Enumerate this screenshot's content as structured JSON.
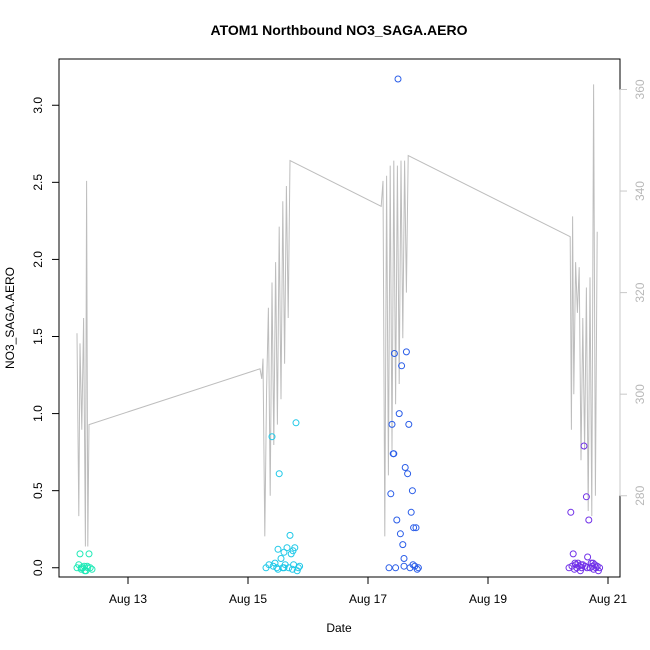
{
  "chart_data": {
    "type": "scatter",
    "title": "ATOM1 Northbound NO3_SAGA.AERO",
    "xlabel": "Date",
    "ylabel": "NO3_SAGA.AERO",
    "y2label": "",
    "x_ticks": [
      {
        "value": 13,
        "label": "Aug 13"
      },
      {
        "value": 15,
        "label": "Aug 15"
      },
      {
        "value": 17,
        "label": "Aug 17"
      },
      {
        "value": 19,
        "label": "Aug 19"
      },
      {
        "value": 21,
        "label": "Aug 21"
      }
    ],
    "xlim": [
      11.85,
      21.2
    ],
    "ylim": [
      -0.06,
      3.3
    ],
    "y_ticks": [
      0.0,
      0.5,
      1.0,
      1.5,
      2.0,
      2.5,
      3.0
    ],
    "y_tick_labels": [
      "0.0",
      "0.5",
      "1.0",
      "1.5",
      "2.0",
      "2.5",
      "3.0"
    ],
    "y2lim": [
      264,
      366
    ],
    "y2_ticks": [
      280,
      300,
      320,
      340,
      360
    ],
    "grid": false,
    "point_colors": [
      "#1de9b6",
      "#1ec8e8",
      "#2a5de8",
      "#7030e8"
    ],
    "line_color": "#bdbdbd",
    "scatter_series": [
      {
        "color": "#1de9b6",
        "points": [
          [
            12.15,
            0.0
          ],
          [
            12.18,
            0.02
          ],
          [
            12.2,
            0.09
          ],
          [
            12.22,
            -0.01
          ],
          [
            12.25,
            0.0
          ],
          [
            12.27,
            0.01
          ],
          [
            12.3,
            -0.02
          ],
          [
            12.33,
            0.0
          ],
          [
            12.35,
            0.09
          ],
          [
            12.37,
            0.0
          ],
          [
            12.4,
            -0.01
          ],
          [
            12.22,
            0.0
          ],
          [
            12.28,
            -0.02
          ],
          [
            12.32,
            0.01
          ]
        ]
      },
      {
        "color": "#1ec8e8",
        "points": [
          [
            15.3,
            0.0
          ],
          [
            15.35,
            0.02
          ],
          [
            15.4,
            0.85
          ],
          [
            15.42,
            0.01
          ],
          [
            15.45,
            0.03
          ],
          [
            15.48,
            0.0
          ],
          [
            15.5,
            0.12
          ],
          [
            15.52,
            0.61
          ],
          [
            15.55,
            0.06
          ],
          [
            15.58,
            0.0
          ],
          [
            15.6,
            0.1
          ],
          [
            15.62,
            0.02
          ],
          [
            15.65,
            0.13
          ],
          [
            15.68,
            0.0
          ],
          [
            15.7,
            0.21
          ],
          [
            15.72,
            0.09
          ],
          [
            15.74,
            -0.01
          ],
          [
            15.76,
            0.02
          ],
          [
            15.78,
            0.13
          ],
          [
            15.8,
            0.94
          ],
          [
            15.82,
            -0.02
          ],
          [
            15.84,
            0.0
          ],
          [
            15.86,
            0.01
          ],
          [
            15.5,
            -0.01
          ],
          [
            15.6,
            0.0
          ],
          [
            15.75,
            0.11
          ]
        ]
      },
      {
        "color": "#2a5de8",
        "points": [
          [
            17.35,
            0.0
          ],
          [
            17.38,
            0.48
          ],
          [
            17.4,
            0.93
          ],
          [
            17.42,
            0.74
          ],
          [
            17.44,
            1.39
          ],
          [
            17.46,
            0.0
          ],
          [
            17.48,
            0.31
          ],
          [
            17.5,
            3.17
          ],
          [
            17.52,
            1.0
          ],
          [
            17.54,
            0.22
          ],
          [
            17.56,
            1.31
          ],
          [
            17.58,
            0.15
          ],
          [
            17.6,
            0.06
          ],
          [
            17.62,
            0.65
          ],
          [
            17.64,
            1.4
          ],
          [
            17.66,
            0.61
          ],
          [
            17.68,
            0.93
          ],
          [
            17.7,
            0.0
          ],
          [
            17.72,
            0.36
          ],
          [
            17.74,
            0.5
          ],
          [
            17.76,
            0.26
          ],
          [
            17.78,
            0.01
          ],
          [
            17.8,
            0.26
          ],
          [
            17.82,
            -0.01
          ],
          [
            17.84,
            0.0
          ],
          [
            17.43,
            0.74
          ],
          [
            17.6,
            0.01
          ],
          [
            17.75,
            0.02
          ]
        ]
      },
      {
        "color": "#7030e8",
        "points": [
          [
            20.35,
            0.0
          ],
          [
            20.38,
            0.36
          ],
          [
            20.4,
            0.01
          ],
          [
            20.42,
            0.09
          ],
          [
            20.44,
            -0.01
          ],
          [
            20.46,
            0.02
          ],
          [
            20.48,
            0.0
          ],
          [
            20.5,
            0.03
          ],
          [
            20.52,
            0.01
          ],
          [
            20.54,
            -0.02
          ],
          [
            20.56,
            0.0
          ],
          [
            20.58,
            0.02
          ],
          [
            20.6,
            0.79
          ],
          [
            20.62,
            0.01
          ],
          [
            20.64,
            0.46
          ],
          [
            20.66,
            0.07
          ],
          [
            20.68,
            0.31
          ],
          [
            20.7,
            0.0
          ],
          [
            20.72,
            0.03
          ],
          [
            20.74,
            0.01
          ],
          [
            20.76,
            -0.01
          ],
          [
            20.78,
            0.02
          ],
          [
            20.8,
            0.0
          ],
          [
            20.82,
            0.01
          ],
          [
            20.84,
            -0.02
          ],
          [
            20.86,
            0.0
          ],
          [
            20.45,
            0.03
          ],
          [
            20.55,
            0.02
          ],
          [
            20.65,
            0.0
          ],
          [
            20.75,
            0.03
          ]
        ]
      }
    ],
    "line_series": {
      "name": "",
      "points": [
        [
          12.15,
          312
        ],
        [
          12.18,
          276
        ],
        [
          12.2,
          310
        ],
        [
          12.23,
          293
        ],
        [
          12.26,
          315
        ],
        [
          12.29,
          270
        ],
        [
          12.31,
          342
        ],
        [
          12.33,
          270
        ],
        [
          12.35,
          294
        ],
        [
          15.2,
          305
        ],
        [
          15.23,
          303
        ],
        [
          15.25,
          307
        ],
        [
          15.28,
          272
        ],
        [
          15.31,
          301
        ],
        [
          15.34,
          317
        ],
        [
          15.37,
          280
        ],
        [
          15.4,
          322
        ],
        [
          15.43,
          290
        ],
        [
          15.46,
          326
        ],
        [
          15.49,
          294
        ],
        [
          15.52,
          333
        ],
        [
          15.55,
          299
        ],
        [
          15.58,
          338
        ],
        [
          15.61,
          306
        ],
        [
          15.64,
          341
        ],
        [
          15.67,
          315
        ],
        [
          15.7,
          346
        ],
        [
          17.22,
          337
        ],
        [
          17.25,
          342
        ],
        [
          17.28,
          272
        ],
        [
          17.31,
          343
        ],
        [
          17.34,
          284
        ],
        [
          17.37,
          345
        ],
        [
          17.4,
          289
        ],
        [
          17.43,
          346
        ],
        [
          17.46,
          298
        ],
        [
          17.49,
          345
        ],
        [
          17.52,
          302
        ],
        [
          17.55,
          346
        ],
        [
          17.58,
          311
        ],
        [
          17.61,
          346
        ],
        [
          17.64,
          320
        ],
        [
          17.67,
          347
        ],
        [
          20.37,
          331
        ],
        [
          20.39,
          293
        ],
        [
          20.41,
          335
        ],
        [
          20.43,
          300
        ],
        [
          20.46,
          326
        ],
        [
          20.49,
          316
        ],
        [
          20.52,
          325
        ],
        [
          20.55,
          287
        ],
        [
          20.58,
          315
        ],
        [
          20.61,
          289
        ],
        [
          20.64,
          321
        ],
        [
          20.67,
          277
        ],
        [
          20.7,
          323
        ],
        [
          20.73,
          276
        ],
        [
          20.76,
          361
        ],
        [
          20.79,
          280
        ],
        [
          20.82,
          332
        ]
      ]
    }
  }
}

● THE TASK
Each record above must be returned exactly as written, with its pictures omitted.

● RESULT OF THIS TASK
Enumerate this screenshot's content as structured JSON.
{
  "chart_data": {
    "type": "scatter",
    "title": "ATOM1 Northbound NO3_SAGA.AERO",
    "xlabel": "Date",
    "ylabel": "NO3_SAGA.AERO",
    "y2label": "",
    "x_ticks": [
      {
        "value": 13,
        "label": "Aug 13"
      },
      {
        "value": 15,
        "label": "Aug 15"
      },
      {
        "value": 17,
        "label": "Aug 17"
      },
      {
        "value": 19,
        "label": "Aug 19"
      },
      {
        "value": 21,
        "label": "Aug 21"
      }
    ],
    "xlim": [
      11.85,
      21.2
    ],
    "ylim": [
      -0.06,
      3.3
    ],
    "y_ticks": [
      0.0,
      0.5,
      1.0,
      1.5,
      2.0,
      2.5,
      3.0
    ],
    "y_tick_labels": [
      "0.0",
      "0.5",
      "1.0",
      "1.5",
      "2.0",
      "2.5",
      "3.0"
    ],
    "y2lim": [
      264,
      366
    ],
    "y2_ticks": [
      280,
      300,
      320,
      340,
      360
    ],
    "grid": false,
    "point_colors": [
      "#1de9b6",
      "#1ec8e8",
      "#2a5de8",
      "#7030e8"
    ],
    "line_color": "#bdbdbd",
    "scatter_series": [
      {
        "color": "#1de9b6",
        "points": [
          [
            12.15,
            0.0
          ],
          [
            12.18,
            0.02
          ],
          [
            12.2,
            0.09
          ],
          [
            12.22,
            -0.01
          ],
          [
            12.25,
            0.0
          ],
          [
            12.27,
            0.01
          ],
          [
            12.3,
            -0.02
          ],
          [
            12.33,
            0.0
          ],
          [
            12.35,
            0.09
          ],
          [
            12.37,
            0.0
          ],
          [
            12.4,
            -0.01
          ],
          [
            12.22,
            0.0
          ],
          [
            12.28,
            -0.02
          ],
          [
            12.32,
            0.01
          ]
        ]
      },
      {
        "color": "#1ec8e8",
        "points": [
          [
            15.3,
            0.0
          ],
          [
            15.35,
            0.02
          ],
          [
            15.4,
            0.85
          ],
          [
            15.42,
            0.01
          ],
          [
            15.45,
            0.03
          ],
          [
            15.48,
            0.0
          ],
          [
            15.5,
            0.12
          ],
          [
            15.52,
            0.61
          ],
          [
            15.55,
            0.06
          ],
          [
            15.58,
            0.0
          ],
          [
            15.6,
            0.1
          ],
          [
            15.62,
            0.02
          ],
          [
            15.65,
            0.13
          ],
          [
            15.68,
            0.0
          ],
          [
            15.7,
            0.21
          ],
          [
            15.72,
            0.09
          ],
          [
            15.74,
            -0.01
          ],
          [
            15.76,
            0.02
          ],
          [
            15.78,
            0.13
          ],
          [
            15.8,
            0.94
          ],
          [
            15.82,
            -0.02
          ],
          [
            15.84,
            0.0
          ],
          [
            15.86,
            0.01
          ],
          [
            15.5,
            -0.01
          ],
          [
            15.6,
            0.0
          ],
          [
            15.75,
            0.11
          ]
        ]
      },
      {
        "color": "#2a5de8",
        "points": [
          [
            17.35,
            0.0
          ],
          [
            17.38,
            0.48
          ],
          [
            17.4,
            0.93
          ],
          [
            17.42,
            0.74
          ],
          [
            17.44,
            1.39
          ],
          [
            17.46,
            0.0
          ],
          [
            17.48,
            0.31
          ],
          [
            17.5,
            3.17
          ],
          [
            17.52,
            1.0
          ],
          [
            17.54,
            0.22
          ],
          [
            17.56,
            1.31
          ],
          [
            17.58,
            0.15
          ],
          [
            17.6,
            0.06
          ],
          [
            17.62,
            0.65
          ],
          [
            17.64,
            1.4
          ],
          [
            17.66,
            0.61
          ],
          [
            17.68,
            0.93
          ],
          [
            17.7,
            0.0
          ],
          [
            17.72,
            0.36
          ],
          [
            17.74,
            0.5
          ],
          [
            17.76,
            0.26
          ],
          [
            17.78,
            0.01
          ],
          [
            17.8,
            0.26
          ],
          [
            17.82,
            -0.01
          ],
          [
            17.84,
            0.0
          ],
          [
            17.43,
            0.74
          ],
          [
            17.6,
            0.01
          ],
          [
            17.75,
            0.02
          ]
        ]
      },
      {
        "color": "#7030e8",
        "points": [
          [
            20.35,
            0.0
          ],
          [
            20.38,
            0.36
          ],
          [
            20.4,
            0.01
          ],
          [
            20.42,
            0.09
          ],
          [
            20.44,
            -0.01
          ],
          [
            20.46,
            0.02
          ],
          [
            20.48,
            0.0
          ],
          [
            20.5,
            0.03
          ],
          [
            20.52,
            0.01
          ],
          [
            20.54,
            -0.02
          ],
          [
            20.56,
            0.0
          ],
          [
            20.58,
            0.02
          ],
          [
            20.6,
            0.79
          ],
          [
            20.62,
            0.01
          ],
          [
            20.64,
            0.46
          ],
          [
            20.66,
            0.07
          ],
          [
            20.68,
            0.31
          ],
          [
            20.7,
            0.0
          ],
          [
            20.72,
            0.03
          ],
          [
            20.74,
            0.01
          ],
          [
            20.76,
            -0.01
          ],
          [
            20.78,
            0.02
          ],
          [
            20.8,
            0.0
          ],
          [
            20.82,
            0.01
          ],
          [
            20.84,
            -0.02
          ],
          [
            20.86,
            0.0
          ],
          [
            20.45,
            0.03
          ],
          [
            20.55,
            0.02
          ],
          [
            20.65,
            0.0
          ],
          [
            20.75,
            0.03
          ]
        ]
      }
    ],
    "line_series": {
      "name": "",
      "points": [
        [
          12.15,
          312
        ],
        [
          12.18,
          276
        ],
        [
          12.2,
          310
        ],
        [
          12.23,
          293
        ],
        [
          12.26,
          315
        ],
        [
          12.29,
          270
        ],
        [
          12.31,
          342
        ],
        [
          12.33,
          270
        ],
        [
          12.35,
          294
        ],
        [
          15.2,
          305
        ],
        [
          15.23,
          303
        ],
        [
          15.25,
          307
        ],
        [
          15.28,
          272
        ],
        [
          15.31,
          301
        ],
        [
          15.34,
          317
        ],
        [
          15.37,
          280
        ],
        [
          15.4,
          322
        ],
        [
          15.43,
          290
        ],
        [
          15.46,
          326
        ],
        [
          15.49,
          294
        ],
        [
          15.52,
          333
        ],
        [
          15.55,
          299
        ],
        [
          15.58,
          338
        ],
        [
          15.61,
          306
        ],
        [
          15.64,
          341
        ],
        [
          15.67,
          315
        ],
        [
          15.7,
          346
        ],
        [
          17.22,
          337
        ],
        [
          17.25,
          342
        ],
        [
          17.28,
          272
        ],
        [
          17.31,
          343
        ],
        [
          17.34,
          284
        ],
        [
          17.37,
          345
        ],
        [
          17.4,
          289
        ],
        [
          17.43,
          346
        ],
        [
          17.46,
          298
        ],
        [
          17.49,
          345
        ],
        [
          17.52,
          302
        ],
        [
          17.55,
          346
        ],
        [
          17.58,
          311
        ],
        [
          17.61,
          346
        ],
        [
          17.64,
          320
        ],
        [
          17.67,
          347
        ],
        [
          20.37,
          331
        ],
        [
          20.39,
          293
        ],
        [
          20.41,
          335
        ],
        [
          20.43,
          300
        ],
        [
          20.46,
          326
        ],
        [
          20.49,
          316
        ],
        [
          20.52,
          325
        ],
        [
          20.55,
          287
        ],
        [
          20.58,
          315
        ],
        [
          20.61,
          289
        ],
        [
          20.64,
          321
        ],
        [
          20.67,
          277
        ],
        [
          20.7,
          323
        ],
        [
          20.73,
          276
        ],
        [
          20.76,
          361
        ],
        [
          20.79,
          280
        ],
        [
          20.82,
          332
        ]
      ]
    }
  }
}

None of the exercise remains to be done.